● **Exercise aim**: Records follow. Pull out every line that contains "Euro".

● **Material for the task**:

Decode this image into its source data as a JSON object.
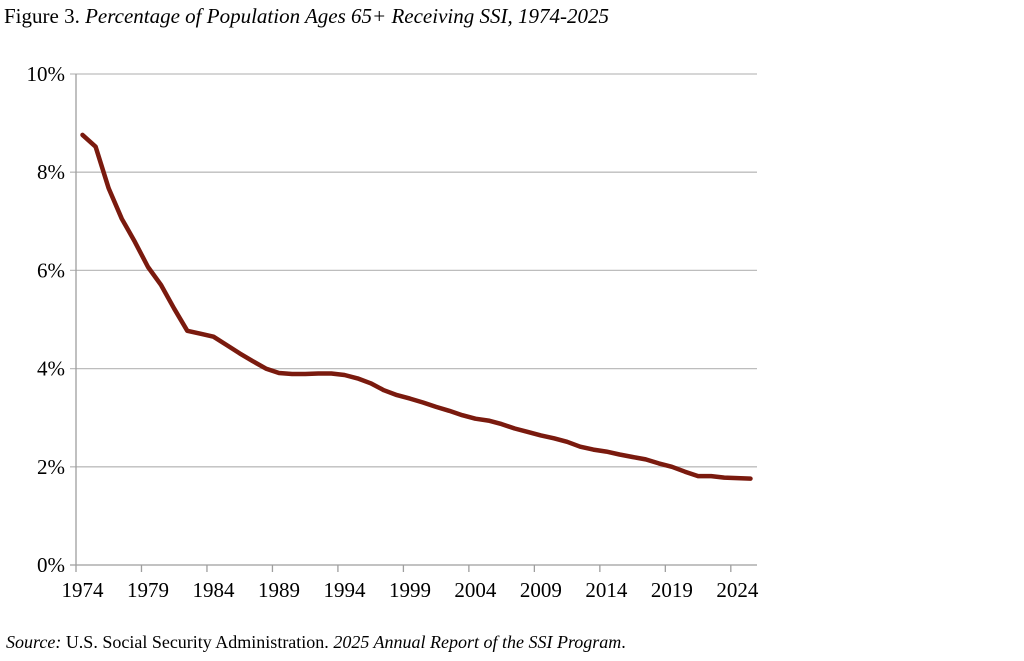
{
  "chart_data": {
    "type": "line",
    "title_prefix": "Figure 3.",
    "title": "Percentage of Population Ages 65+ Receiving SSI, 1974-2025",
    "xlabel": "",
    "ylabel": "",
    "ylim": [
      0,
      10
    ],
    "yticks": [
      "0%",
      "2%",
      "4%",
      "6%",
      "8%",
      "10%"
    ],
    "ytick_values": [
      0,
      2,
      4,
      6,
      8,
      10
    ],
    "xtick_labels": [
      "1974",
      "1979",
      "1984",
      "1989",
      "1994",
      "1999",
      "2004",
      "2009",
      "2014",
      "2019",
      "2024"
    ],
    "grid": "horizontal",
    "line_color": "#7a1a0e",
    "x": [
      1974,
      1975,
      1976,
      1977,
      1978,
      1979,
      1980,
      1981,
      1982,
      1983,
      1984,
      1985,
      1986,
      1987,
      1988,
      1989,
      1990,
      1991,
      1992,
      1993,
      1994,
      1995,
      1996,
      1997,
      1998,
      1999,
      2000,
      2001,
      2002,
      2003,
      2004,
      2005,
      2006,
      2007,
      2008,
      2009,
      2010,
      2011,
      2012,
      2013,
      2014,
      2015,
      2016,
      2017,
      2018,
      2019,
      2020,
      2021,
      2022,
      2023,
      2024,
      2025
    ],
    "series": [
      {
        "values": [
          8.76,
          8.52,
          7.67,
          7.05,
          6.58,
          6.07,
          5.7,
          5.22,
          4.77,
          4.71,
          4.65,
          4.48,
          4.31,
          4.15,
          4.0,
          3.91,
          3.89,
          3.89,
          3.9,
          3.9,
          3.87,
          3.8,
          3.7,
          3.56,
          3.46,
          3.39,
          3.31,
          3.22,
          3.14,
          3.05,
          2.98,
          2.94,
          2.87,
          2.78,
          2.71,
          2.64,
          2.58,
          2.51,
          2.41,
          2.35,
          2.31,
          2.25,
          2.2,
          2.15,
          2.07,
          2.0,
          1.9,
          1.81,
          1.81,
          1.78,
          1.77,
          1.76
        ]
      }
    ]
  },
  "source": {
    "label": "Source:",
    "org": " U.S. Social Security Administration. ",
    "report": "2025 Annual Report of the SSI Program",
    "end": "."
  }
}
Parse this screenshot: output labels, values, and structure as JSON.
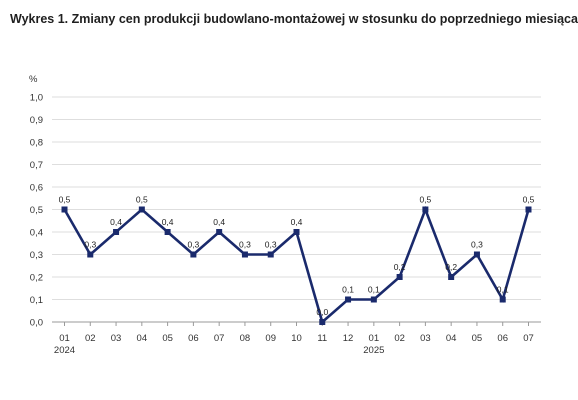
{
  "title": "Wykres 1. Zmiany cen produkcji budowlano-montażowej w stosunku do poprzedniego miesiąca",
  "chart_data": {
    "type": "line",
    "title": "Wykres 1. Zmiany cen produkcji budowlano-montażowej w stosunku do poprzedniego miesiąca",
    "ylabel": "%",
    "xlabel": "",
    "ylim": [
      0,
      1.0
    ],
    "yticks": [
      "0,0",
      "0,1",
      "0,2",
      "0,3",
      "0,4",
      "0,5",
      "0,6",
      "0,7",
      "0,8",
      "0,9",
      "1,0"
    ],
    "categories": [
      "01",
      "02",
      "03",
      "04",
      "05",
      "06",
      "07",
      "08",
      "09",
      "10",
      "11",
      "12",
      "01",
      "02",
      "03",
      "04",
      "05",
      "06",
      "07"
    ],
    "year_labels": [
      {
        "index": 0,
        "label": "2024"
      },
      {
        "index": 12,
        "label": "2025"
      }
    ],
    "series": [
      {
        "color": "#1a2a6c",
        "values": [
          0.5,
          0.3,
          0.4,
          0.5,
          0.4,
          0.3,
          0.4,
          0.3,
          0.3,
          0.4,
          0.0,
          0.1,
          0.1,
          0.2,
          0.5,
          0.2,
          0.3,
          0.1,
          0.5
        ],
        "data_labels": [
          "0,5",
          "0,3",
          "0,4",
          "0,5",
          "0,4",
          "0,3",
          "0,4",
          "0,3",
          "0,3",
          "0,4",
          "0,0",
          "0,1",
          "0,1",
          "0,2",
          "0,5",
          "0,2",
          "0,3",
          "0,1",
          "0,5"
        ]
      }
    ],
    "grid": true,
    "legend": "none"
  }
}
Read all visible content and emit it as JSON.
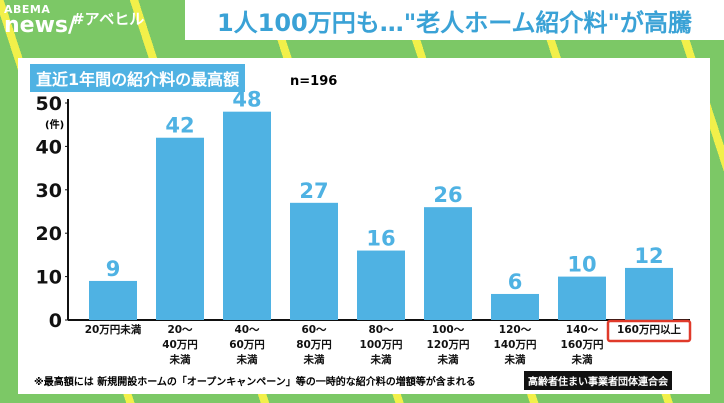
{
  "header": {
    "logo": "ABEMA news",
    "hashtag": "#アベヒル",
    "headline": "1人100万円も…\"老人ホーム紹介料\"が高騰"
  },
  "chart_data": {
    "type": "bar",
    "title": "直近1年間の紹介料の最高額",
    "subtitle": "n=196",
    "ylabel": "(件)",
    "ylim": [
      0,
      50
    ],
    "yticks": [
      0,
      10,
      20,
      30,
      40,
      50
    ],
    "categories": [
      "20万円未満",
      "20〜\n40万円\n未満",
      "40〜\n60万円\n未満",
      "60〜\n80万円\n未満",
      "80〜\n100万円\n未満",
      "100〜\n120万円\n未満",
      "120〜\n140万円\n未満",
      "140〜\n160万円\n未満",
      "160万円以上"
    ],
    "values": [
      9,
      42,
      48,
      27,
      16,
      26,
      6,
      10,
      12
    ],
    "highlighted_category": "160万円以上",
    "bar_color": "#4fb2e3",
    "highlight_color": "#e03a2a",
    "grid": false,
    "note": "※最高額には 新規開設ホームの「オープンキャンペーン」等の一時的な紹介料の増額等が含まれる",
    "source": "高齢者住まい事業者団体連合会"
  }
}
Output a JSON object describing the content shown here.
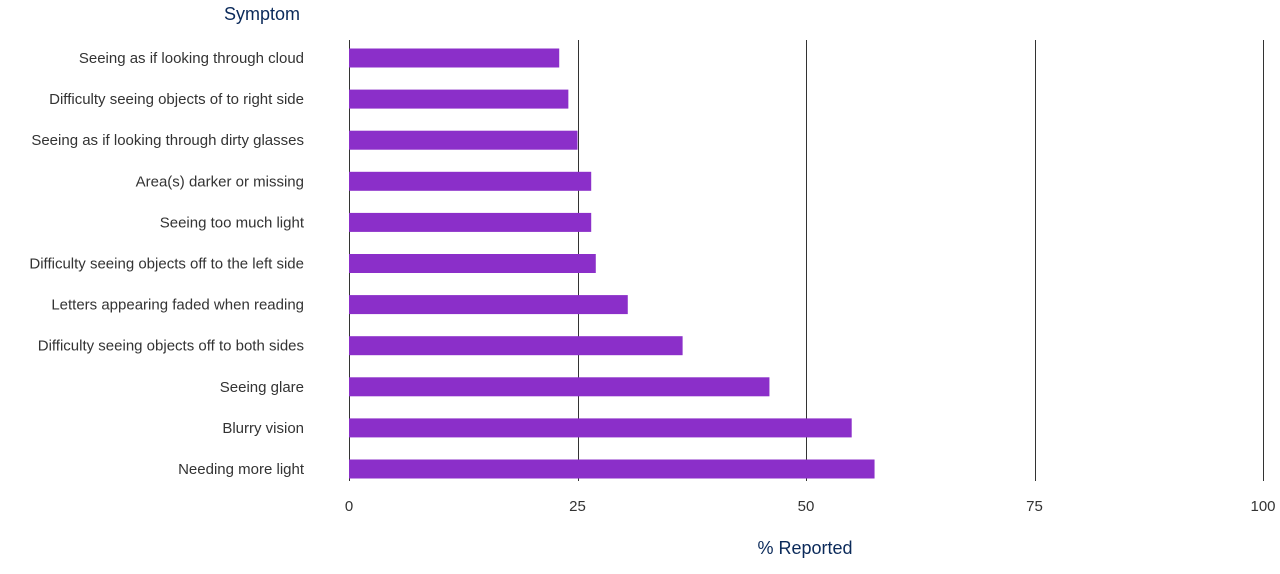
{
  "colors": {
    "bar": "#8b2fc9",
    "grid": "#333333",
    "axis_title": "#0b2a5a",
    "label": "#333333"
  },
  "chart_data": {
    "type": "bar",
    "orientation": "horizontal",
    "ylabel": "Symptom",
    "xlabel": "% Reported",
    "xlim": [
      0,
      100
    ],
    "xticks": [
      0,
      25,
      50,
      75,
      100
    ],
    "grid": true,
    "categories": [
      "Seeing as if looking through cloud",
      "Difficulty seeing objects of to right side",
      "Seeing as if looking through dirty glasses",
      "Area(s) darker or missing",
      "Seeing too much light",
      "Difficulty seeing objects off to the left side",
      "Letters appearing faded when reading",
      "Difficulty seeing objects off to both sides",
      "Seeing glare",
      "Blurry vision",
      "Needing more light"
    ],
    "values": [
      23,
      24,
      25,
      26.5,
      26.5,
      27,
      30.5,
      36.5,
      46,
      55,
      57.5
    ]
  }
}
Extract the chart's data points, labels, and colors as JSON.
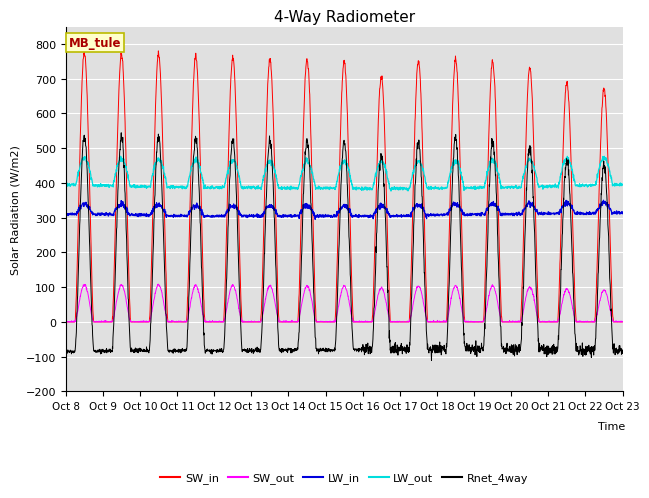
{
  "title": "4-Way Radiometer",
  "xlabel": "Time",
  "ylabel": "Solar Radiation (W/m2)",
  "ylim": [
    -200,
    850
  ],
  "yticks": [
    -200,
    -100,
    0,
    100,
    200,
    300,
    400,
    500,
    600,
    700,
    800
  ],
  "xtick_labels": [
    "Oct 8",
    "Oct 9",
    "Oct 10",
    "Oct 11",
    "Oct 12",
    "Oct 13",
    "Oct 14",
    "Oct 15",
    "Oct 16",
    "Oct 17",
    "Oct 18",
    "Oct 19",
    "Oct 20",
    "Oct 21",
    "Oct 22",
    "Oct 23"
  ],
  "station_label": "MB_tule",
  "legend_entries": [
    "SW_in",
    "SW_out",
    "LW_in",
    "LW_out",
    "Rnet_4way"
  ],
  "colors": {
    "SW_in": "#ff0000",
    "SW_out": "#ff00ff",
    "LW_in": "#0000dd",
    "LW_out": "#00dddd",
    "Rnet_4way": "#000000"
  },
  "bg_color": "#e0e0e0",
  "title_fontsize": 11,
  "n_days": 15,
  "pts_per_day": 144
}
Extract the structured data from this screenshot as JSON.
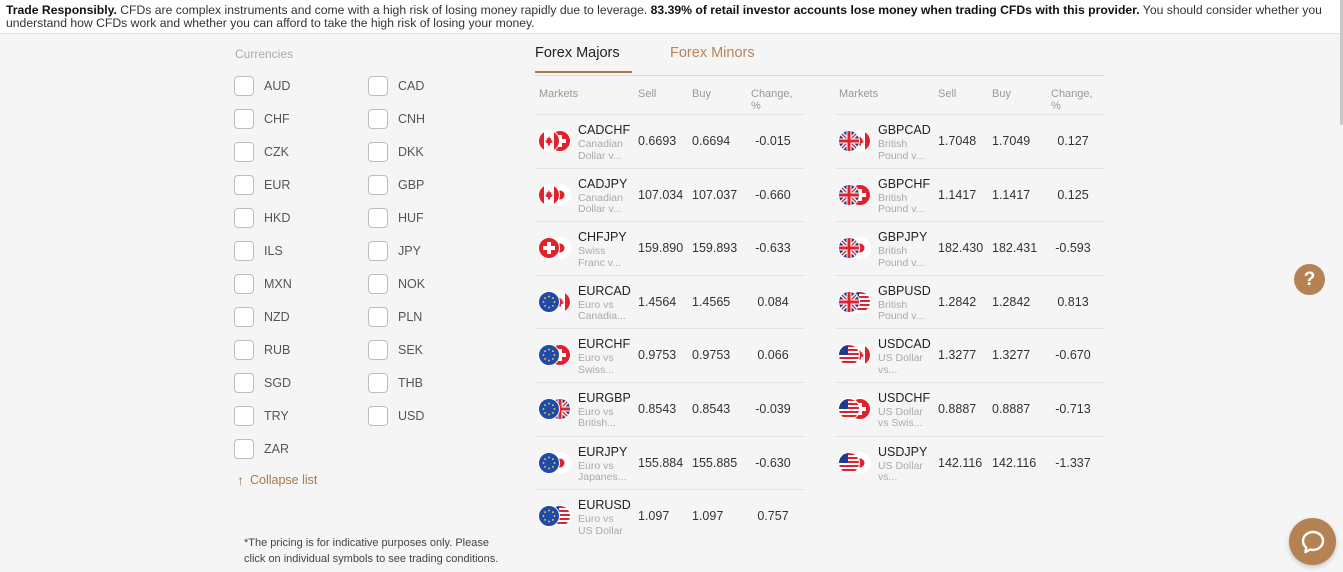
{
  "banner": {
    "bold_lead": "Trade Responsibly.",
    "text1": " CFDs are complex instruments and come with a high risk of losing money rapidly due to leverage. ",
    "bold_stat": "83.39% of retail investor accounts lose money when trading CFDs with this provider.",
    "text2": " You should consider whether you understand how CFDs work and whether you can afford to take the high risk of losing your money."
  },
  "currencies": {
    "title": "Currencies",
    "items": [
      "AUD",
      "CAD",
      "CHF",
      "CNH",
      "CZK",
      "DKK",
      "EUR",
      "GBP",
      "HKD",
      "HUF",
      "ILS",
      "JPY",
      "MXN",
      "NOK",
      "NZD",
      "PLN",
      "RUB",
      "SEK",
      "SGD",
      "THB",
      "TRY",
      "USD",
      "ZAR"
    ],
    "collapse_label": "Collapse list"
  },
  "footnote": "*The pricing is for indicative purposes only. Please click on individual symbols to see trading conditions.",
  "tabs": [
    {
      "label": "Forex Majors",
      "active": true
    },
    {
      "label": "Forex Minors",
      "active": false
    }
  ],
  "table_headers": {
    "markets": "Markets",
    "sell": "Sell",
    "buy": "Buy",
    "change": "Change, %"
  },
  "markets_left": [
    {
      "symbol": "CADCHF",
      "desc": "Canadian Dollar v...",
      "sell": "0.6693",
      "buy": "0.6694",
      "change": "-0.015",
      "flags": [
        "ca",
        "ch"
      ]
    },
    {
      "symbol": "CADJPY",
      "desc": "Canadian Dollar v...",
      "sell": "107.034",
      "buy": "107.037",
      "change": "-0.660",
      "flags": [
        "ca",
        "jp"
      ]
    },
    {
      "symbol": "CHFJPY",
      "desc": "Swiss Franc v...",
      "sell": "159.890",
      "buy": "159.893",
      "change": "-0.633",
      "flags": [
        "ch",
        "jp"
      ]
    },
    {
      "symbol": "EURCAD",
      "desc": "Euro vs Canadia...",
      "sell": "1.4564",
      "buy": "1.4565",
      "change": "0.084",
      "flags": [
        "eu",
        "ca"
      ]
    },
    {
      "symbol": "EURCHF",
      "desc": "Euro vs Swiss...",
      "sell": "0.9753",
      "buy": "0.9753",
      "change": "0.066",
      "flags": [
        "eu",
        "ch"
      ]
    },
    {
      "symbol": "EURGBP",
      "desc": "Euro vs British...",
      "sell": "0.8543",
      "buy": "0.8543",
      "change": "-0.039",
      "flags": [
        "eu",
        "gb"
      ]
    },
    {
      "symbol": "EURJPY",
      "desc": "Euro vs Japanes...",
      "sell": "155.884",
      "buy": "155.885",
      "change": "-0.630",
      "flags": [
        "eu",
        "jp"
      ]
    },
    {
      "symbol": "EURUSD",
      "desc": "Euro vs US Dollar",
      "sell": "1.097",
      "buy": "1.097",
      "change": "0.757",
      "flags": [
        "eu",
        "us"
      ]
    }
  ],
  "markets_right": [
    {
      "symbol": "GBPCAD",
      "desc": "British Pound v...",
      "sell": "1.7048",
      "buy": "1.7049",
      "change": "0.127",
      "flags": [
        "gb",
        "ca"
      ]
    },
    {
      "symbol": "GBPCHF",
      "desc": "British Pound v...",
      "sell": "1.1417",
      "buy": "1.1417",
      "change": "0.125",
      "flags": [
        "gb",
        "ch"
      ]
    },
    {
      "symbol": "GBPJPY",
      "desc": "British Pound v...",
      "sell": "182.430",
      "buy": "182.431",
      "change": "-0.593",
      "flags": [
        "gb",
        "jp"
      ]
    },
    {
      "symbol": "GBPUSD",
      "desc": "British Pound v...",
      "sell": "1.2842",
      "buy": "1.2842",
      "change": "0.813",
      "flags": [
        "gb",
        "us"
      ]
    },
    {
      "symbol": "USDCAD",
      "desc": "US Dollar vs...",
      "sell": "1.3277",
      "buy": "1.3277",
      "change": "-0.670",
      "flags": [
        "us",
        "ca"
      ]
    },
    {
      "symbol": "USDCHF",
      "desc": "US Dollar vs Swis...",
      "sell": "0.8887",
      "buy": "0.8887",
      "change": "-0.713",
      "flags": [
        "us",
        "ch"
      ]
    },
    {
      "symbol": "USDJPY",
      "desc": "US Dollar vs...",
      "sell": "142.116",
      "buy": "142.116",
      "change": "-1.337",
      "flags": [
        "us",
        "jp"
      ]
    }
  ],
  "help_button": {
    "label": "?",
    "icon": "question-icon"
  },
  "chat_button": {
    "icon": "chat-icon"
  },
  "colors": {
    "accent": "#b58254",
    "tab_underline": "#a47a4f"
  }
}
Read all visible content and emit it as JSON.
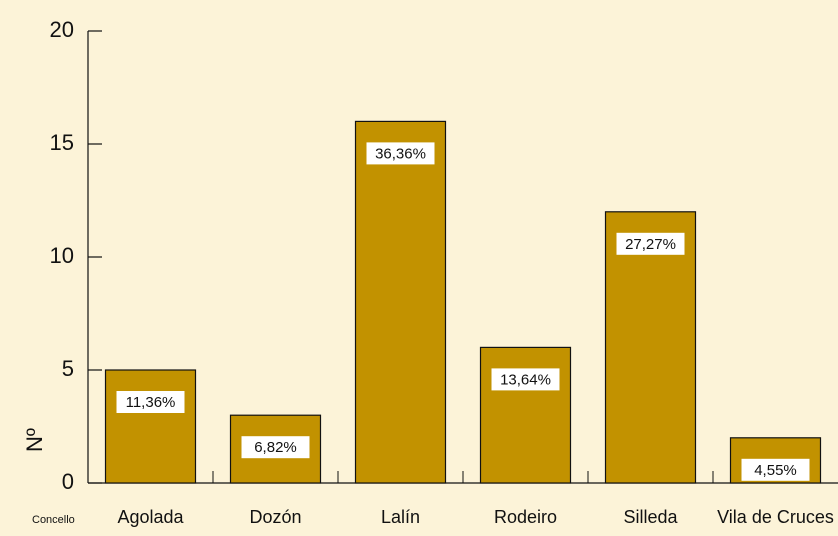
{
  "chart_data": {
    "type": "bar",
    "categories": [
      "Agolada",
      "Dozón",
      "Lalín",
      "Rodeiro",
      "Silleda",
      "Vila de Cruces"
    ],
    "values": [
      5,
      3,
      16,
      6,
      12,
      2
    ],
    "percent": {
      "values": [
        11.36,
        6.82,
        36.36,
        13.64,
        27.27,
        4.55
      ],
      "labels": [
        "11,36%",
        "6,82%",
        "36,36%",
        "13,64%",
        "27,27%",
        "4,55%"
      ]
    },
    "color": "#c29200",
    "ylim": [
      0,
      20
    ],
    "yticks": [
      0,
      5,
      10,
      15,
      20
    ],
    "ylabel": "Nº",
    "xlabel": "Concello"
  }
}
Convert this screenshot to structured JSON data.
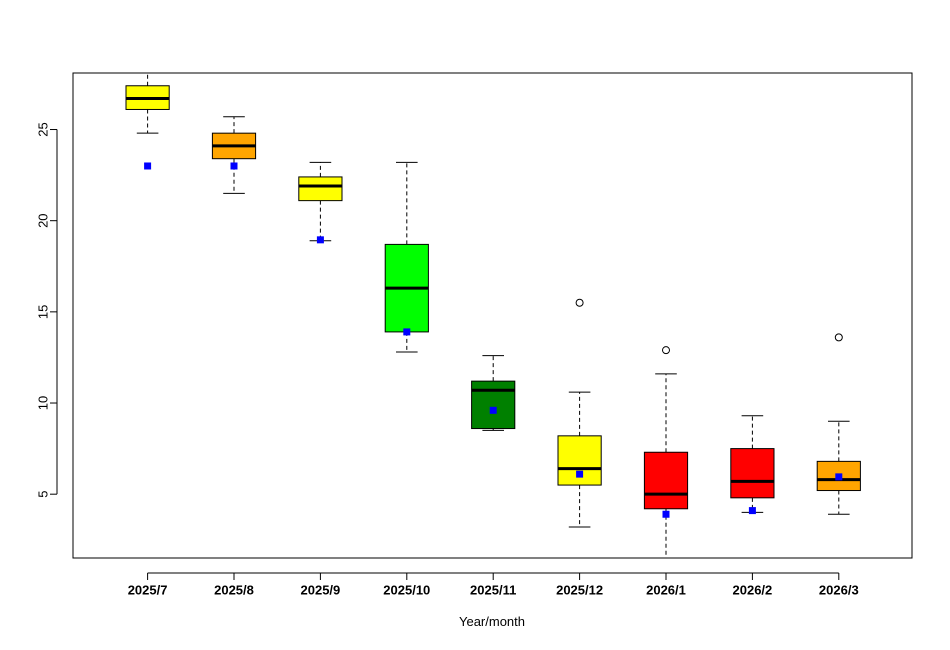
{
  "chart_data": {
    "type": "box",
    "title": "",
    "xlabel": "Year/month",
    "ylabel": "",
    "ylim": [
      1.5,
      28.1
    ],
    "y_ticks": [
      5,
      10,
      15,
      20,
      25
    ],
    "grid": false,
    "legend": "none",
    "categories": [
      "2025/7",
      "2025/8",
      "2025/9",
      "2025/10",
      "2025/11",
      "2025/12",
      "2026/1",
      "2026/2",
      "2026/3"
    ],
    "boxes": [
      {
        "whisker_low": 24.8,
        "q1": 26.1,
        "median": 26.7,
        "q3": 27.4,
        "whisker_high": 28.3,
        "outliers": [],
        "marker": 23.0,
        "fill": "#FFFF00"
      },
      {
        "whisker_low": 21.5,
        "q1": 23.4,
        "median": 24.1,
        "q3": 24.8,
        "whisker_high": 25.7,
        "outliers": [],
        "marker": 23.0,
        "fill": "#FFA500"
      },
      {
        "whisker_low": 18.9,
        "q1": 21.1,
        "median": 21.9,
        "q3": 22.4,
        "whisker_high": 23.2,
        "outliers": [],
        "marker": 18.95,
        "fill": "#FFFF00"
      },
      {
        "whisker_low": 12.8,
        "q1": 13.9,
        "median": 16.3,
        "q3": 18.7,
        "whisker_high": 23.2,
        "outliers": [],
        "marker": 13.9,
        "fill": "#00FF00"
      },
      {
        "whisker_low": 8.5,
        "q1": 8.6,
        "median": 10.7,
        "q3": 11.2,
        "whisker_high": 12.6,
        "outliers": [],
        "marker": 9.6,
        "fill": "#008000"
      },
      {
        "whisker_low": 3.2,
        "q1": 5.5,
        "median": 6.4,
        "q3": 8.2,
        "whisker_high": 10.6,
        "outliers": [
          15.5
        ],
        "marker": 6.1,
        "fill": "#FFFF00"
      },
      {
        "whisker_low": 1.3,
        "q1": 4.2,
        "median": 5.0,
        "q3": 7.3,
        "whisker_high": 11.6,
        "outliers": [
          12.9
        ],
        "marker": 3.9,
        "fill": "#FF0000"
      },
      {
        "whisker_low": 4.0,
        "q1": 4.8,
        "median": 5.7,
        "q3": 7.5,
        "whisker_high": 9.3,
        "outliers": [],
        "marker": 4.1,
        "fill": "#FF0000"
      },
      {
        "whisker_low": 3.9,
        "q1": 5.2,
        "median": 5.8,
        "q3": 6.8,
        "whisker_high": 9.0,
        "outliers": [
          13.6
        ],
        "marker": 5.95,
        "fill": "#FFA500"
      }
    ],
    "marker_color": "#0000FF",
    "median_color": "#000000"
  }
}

● **Result of this task**:
      "desc": "Euro vs Canadia...",
      "desc": "Euro vs Swiss...",
      "desc": "Euro vs British...",
      "desc": "Euro vs Japanes...",
      "desc": "Euro vs US Dollar",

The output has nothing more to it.